The records are to be restated in their entirety, word for word.

------------

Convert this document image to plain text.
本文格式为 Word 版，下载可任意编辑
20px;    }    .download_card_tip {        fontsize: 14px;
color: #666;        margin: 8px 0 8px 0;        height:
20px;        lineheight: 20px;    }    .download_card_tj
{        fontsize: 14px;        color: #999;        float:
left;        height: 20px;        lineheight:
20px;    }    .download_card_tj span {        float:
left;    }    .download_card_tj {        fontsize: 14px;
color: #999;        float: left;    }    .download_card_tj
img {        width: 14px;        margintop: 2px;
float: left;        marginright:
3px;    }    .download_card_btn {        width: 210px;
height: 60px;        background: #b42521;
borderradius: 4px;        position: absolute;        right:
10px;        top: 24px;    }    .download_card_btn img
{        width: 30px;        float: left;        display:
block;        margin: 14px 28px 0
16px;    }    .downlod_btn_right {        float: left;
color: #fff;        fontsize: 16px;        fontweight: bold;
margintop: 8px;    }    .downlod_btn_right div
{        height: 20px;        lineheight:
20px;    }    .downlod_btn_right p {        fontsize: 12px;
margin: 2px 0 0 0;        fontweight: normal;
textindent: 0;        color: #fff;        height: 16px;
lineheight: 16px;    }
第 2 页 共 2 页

------------

_PROBLEM SOLUTION_.
Convert this document image to plain text.
本文格式为 Word 版，下载可任意编辑
20px;    }    .download_card_tip {        fontsize: 14px;
color: #666;        margin: 8px 0 8px 0;        height:
20px;        lineheight: 20px;    }    .download_card_tj
{        fontsize: 14px;        color: #999;        float:
left;        height: 20px;        lineheight:
20px;    }    .download_card_tj span {        float:
left;    }    .download_card_tj {        fontsize: 14px;
color: #999;        float: left;    }    .download_card_tj
img {        width: 14px;        margintop: 2px;
float: left;        marginright:
3px;    }    .download_card_btn {        width: 210px;
height: 60px;        background: #b42521;
borderradius: 4px;        position: absolute;        right:
10px;        top: 24px;    }    .download_card_btn img
{        width: 30px;        float: left;        display:
block;        margin: 14px 28px 0
16px;    }    .downlod_btn_right {        float: left;
color: #fff;        fontsize: 16px;        fontweight: bold;
margintop: 8px;    }    .downlod_btn_right div
{        height: 20px;        lineheight:
20px;    }    .downlod_btn_right p {        fontsize: 12px;
margin: 2px 0 0 0;        fontweight: normal;
textindent: 0;        color: #fff;        height: 16px;
lineheight: 16px;    }
第 2 页 共 2 页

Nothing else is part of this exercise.